EXCERPTED TEXT ▸
|---|

- Theatrical release poster
- Directed by: Santhana Bharathi
- Written by: Sab John Balakumaran (dialogues)
- Produced by: Alamelu Subramaniam
- Starring: Kamal Haasan Rekha Roshini
- Cinematography: Venu
- Edited by: B. Lenin V. T. Vijayan
- Music by: Ilaiyaraaja
- Production company: Swathi Chithra International
- Distributed by: Raaj Kamal Films International
- Release date: 5 November 1991;
- Running time: 167 minutes
- Country: India
- Language: Tamil

= Gunaa =

1991 film by Santhana Bharathi

Gunaa is a 1991 Indian Tamil-language psychological romantic drama film directed by Santhana Bharathi and co-written by Sab John. The film stars Kamal Haasan, Rekha and newcomer Roshini (in her only film appearance). The story revolves Gunaa (Haasan) who kidnaps an heiress (Rohini) to make her fall in love with him. He believes she is an avatar of goddess Abhirami and it is his destiny to marry her.

Haasan and John initially planned to make a film set in Sri Lanka during a time of insurgency, but the project was dropped over story concerns. John later developed the story of Gunaa, inspired partly by a mentally-ill person he knew. The dialogues were written by Balakumaran, cinematography was handled by Venu and editing by B. Lenin and V. T. Vijayan. The film was mostly shot around Kodaikanal, including a cave then known as Devil's Kitchen.

Gunaa was released on 5 November 1991, Diwali day. It was critically acclaimed for its unique theme and performances, but had an average run at the box office. The film won a Tamil Nadu State Film Award, a Filmfare Award, and two Cinema Express Awards. It acquired cult status in Tamil cinema and inspired more films about mentally obsessed lovers, while Devil's Kitchen became a popular tourist spot after the film's release and later known as Guna Caves.

== Plot ==
Gunaa is an asylum inmate. His cellmate tells him a story, whose protagonist Abhirami gets registered in Gunaa's mind; he believes and dreams that she is an avatar of goddess Abhirami who would marry him on a full moon day. After his psychiatric test, his psychiatrist Ganesh sanctions his release, but Gunaa keeps searching for Abhirami. His mother Manonmani runs a brothel after his father deserted her. Her brother-in-law, addressed as "Chitappa", is her aide. Rosy, one of the brothel girls, loves and desires to marry Gunaa, but he does not reciprocate.

|---|

RECORDS ▸
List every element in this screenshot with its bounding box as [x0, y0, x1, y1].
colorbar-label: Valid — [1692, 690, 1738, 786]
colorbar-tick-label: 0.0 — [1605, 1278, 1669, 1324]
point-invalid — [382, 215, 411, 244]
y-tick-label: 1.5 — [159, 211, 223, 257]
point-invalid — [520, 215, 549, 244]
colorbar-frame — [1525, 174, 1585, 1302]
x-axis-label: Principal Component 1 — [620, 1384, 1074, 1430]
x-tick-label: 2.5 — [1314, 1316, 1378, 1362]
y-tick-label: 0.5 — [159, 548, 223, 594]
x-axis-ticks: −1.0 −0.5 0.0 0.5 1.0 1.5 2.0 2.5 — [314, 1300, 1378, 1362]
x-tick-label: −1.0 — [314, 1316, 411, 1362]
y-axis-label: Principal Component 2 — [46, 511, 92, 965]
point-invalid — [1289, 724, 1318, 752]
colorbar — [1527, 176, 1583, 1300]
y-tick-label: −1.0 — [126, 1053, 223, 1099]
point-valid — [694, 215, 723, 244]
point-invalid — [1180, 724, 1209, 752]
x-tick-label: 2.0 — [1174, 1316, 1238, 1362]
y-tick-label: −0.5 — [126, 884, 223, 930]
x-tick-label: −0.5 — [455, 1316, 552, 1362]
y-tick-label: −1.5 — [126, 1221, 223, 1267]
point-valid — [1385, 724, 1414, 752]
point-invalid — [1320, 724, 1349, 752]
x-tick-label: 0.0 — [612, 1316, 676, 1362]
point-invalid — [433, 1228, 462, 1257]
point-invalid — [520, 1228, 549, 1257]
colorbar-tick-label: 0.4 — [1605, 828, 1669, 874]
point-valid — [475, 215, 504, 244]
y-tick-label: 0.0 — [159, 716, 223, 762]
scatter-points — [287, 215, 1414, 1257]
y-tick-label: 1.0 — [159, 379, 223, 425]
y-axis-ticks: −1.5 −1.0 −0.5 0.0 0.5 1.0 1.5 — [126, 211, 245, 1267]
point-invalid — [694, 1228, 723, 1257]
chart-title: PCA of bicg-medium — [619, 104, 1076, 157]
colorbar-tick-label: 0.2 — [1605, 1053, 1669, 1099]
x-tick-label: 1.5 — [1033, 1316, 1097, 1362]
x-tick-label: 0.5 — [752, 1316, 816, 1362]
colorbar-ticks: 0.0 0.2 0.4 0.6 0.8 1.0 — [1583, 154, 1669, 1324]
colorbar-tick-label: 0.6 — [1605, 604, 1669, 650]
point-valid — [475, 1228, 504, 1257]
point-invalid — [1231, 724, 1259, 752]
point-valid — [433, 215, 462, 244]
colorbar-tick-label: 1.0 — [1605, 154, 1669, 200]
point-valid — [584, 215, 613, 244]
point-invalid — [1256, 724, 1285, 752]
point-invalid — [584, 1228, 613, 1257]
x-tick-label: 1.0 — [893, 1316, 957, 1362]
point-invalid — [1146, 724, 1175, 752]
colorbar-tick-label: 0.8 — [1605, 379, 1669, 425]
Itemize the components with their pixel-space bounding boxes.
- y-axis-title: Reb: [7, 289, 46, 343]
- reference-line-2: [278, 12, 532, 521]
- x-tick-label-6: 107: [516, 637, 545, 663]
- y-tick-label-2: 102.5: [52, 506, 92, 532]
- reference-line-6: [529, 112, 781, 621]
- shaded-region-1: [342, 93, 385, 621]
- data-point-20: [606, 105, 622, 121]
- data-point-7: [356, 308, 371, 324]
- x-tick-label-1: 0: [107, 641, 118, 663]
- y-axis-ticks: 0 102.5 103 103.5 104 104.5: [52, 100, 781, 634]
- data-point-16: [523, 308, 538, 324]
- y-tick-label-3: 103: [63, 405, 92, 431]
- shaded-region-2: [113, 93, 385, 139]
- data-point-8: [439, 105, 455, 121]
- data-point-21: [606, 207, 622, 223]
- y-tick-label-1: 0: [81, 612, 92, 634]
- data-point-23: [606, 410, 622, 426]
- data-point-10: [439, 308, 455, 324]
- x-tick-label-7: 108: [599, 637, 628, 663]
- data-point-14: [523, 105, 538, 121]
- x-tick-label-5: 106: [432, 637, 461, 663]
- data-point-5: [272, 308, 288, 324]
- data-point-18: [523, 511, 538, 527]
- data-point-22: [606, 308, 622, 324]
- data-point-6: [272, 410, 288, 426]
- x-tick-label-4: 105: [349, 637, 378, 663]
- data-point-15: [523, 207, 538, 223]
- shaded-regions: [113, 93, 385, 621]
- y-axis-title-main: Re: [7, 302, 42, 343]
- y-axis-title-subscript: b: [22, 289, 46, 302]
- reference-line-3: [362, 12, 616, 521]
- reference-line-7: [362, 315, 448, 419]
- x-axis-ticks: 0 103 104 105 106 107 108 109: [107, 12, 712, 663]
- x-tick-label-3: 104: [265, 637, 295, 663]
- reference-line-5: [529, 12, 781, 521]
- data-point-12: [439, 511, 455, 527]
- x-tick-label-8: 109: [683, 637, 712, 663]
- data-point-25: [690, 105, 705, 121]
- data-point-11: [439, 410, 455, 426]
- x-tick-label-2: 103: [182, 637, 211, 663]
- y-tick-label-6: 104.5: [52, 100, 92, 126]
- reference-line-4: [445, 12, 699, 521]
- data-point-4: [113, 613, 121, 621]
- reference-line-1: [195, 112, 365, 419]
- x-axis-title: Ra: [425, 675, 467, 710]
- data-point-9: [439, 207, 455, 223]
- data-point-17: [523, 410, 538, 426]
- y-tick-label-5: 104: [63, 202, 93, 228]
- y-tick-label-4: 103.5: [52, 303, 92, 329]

|---|

INSTRUCTION ▸
Copy the passage of the Gunaa article starting with "Gunaa was released" and going on through "as Guna Caves.", keeping every word unchanged. The listing has nothing to do with the article on the film Gunaa.

EXPECTED ANSWER ▸
Gunaa was released on 5 November 1991, Diwali day. It was critically acclaimed for its unique theme and performances, but had an average run at the box office. The film won a Tamil Nadu State Film Award, a Filmfare Award, and two Cinema Express Awards. It acquired cult status in Tamil cinema and inspired more films about mentally obsessed lovers, while Devil's Kitchen became a popular tourist spot after the film's release and later known as Guna Caves.